■ Data provided ■
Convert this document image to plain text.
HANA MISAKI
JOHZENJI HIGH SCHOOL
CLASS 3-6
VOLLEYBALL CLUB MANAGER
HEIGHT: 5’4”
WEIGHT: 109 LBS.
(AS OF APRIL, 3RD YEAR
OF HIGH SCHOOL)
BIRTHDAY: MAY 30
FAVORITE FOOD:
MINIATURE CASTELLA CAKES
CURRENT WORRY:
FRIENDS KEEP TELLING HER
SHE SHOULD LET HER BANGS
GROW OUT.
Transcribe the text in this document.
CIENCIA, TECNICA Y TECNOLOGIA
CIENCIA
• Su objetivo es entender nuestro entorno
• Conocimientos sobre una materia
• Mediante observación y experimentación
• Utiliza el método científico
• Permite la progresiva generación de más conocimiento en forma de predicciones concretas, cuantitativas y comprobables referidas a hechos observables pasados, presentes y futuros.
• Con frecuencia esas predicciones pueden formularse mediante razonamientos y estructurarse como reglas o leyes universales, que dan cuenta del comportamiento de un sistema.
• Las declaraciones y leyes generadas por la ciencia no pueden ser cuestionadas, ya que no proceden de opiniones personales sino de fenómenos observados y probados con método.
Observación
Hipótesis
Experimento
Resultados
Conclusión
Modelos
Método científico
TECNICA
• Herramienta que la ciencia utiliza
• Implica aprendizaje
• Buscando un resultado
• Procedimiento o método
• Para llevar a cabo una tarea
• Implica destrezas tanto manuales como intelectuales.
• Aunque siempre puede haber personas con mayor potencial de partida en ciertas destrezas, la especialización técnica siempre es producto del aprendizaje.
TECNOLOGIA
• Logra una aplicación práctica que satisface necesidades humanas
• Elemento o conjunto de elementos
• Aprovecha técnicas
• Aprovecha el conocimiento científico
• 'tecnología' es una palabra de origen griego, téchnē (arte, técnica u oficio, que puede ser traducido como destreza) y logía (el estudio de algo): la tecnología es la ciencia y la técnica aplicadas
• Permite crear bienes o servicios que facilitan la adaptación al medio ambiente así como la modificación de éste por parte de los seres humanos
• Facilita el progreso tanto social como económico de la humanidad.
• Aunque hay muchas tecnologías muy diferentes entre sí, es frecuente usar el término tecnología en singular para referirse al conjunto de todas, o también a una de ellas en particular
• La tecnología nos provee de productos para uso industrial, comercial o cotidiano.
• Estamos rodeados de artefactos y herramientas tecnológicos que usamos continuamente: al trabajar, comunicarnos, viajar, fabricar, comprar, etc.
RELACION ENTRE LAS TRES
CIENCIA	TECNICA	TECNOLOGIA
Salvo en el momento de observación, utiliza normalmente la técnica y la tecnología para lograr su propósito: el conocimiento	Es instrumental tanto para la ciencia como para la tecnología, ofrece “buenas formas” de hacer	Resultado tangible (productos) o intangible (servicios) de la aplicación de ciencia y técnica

■ What you need to do ■
Reproduce the material above without altering a single character.

■ Solved problem ■
Convert this document image to plain text.
HANA MISAKI
JOHZENJI HIGH SCHOOL
CLASS 3-6
VOLLEYBALL CLUB MANAGER
HEIGHT: 5’4”
WEIGHT: 109 LBS.
(AS OF APRIL, 3RD YEAR
OF HIGH SCHOOL)
BIRTHDAY: MAY 30
FAVORITE FOOD:
MINIATURE CASTELLA CAKES
CURRENT WORRY:
FRIENDS KEEP TELLING HER
SHE SHOULD LET HER BANGS
GROW OUT.
Transcribe the text in this document.
CIENCIA, TECNICA Y TECNOLOGIA
CIENCIA
• Su objetivo es entender nuestro entorno
• Conocimientos sobre una materia
• Mediante observación y experimentación
• Utiliza el método científico
• Permite la progresiva generación de más conocimiento en forma de predicciones concretas, cuantitativas y comprobables referidas a hechos observables pasados, presentes y futuros.
• Con frecuencia esas predicciones pueden formularse mediante razonamientos y estructurarse como reglas o leyes universales, que dan cuenta del comportamiento de un sistema.
• Las declaraciones y leyes generadas por la ciencia no pueden ser cuestionadas, ya que no proceden de opiniones personales sino de fenómenos observados y probados con método.
Observación
Hipótesis
Experimento
Resultados
Conclusión
Modelos
Método científico
TECNICA
• Herramienta que la ciencia utiliza
• Implica aprendizaje
• Buscando un resultado
• Procedimiento o método
• Para llevar a cabo una tarea
• Implica destrezas tanto manuales como intelectuales.
• Aunque siempre puede haber personas con mayor potencial de partida en ciertas destrezas, la especialización técnica siempre es producto del aprendizaje.
TECNOLOGIA
• Logra una aplicación práctica que satisface necesidades humanas
• Elemento o conjunto de elementos
• Aprovecha técnicas
• Aprovecha el conocimiento científico
• 'tecnología' es una palabra de origen griego, téchnē (arte, técnica u oficio, que puede ser traducido como destreza) y logía (el estudio de algo): la tecnología es la ciencia y la técnica aplicadas
• Permite crear bienes o servicios que facilitan la adaptación al medio ambiente así como la modificación de éste por parte de los seres humanos
• Facilita el progreso tanto social como económico de la humanidad.
• Aunque hay muchas tecnologías muy diferentes entre sí, es frecuente usar el término tecnología en singular para referirse al conjunto de todas, o también a una de ellas en particular
• La tecnología nos provee de productos para uso industrial, comercial o cotidiano.
• Estamos rodeados de artefactos y herramientas tecnológicos que usamos continuamente: al trabajar, comunicarnos, viajar, fabricar, comprar, etc.
RELACION ENTRE LAS TRES
CIENCIA	TECNICA	TECNOLOGIA
Salvo en el momento de observación, utiliza normalmente la técnica y la tecnología para lograr su propósito: el conocimiento	Es instrumental tanto para la ciencia como para la tecnología, ofrece “buenas formas” de hacer	Resultado tangible (productos) o intangible (servicios) de la aplicación de ciencia y técnica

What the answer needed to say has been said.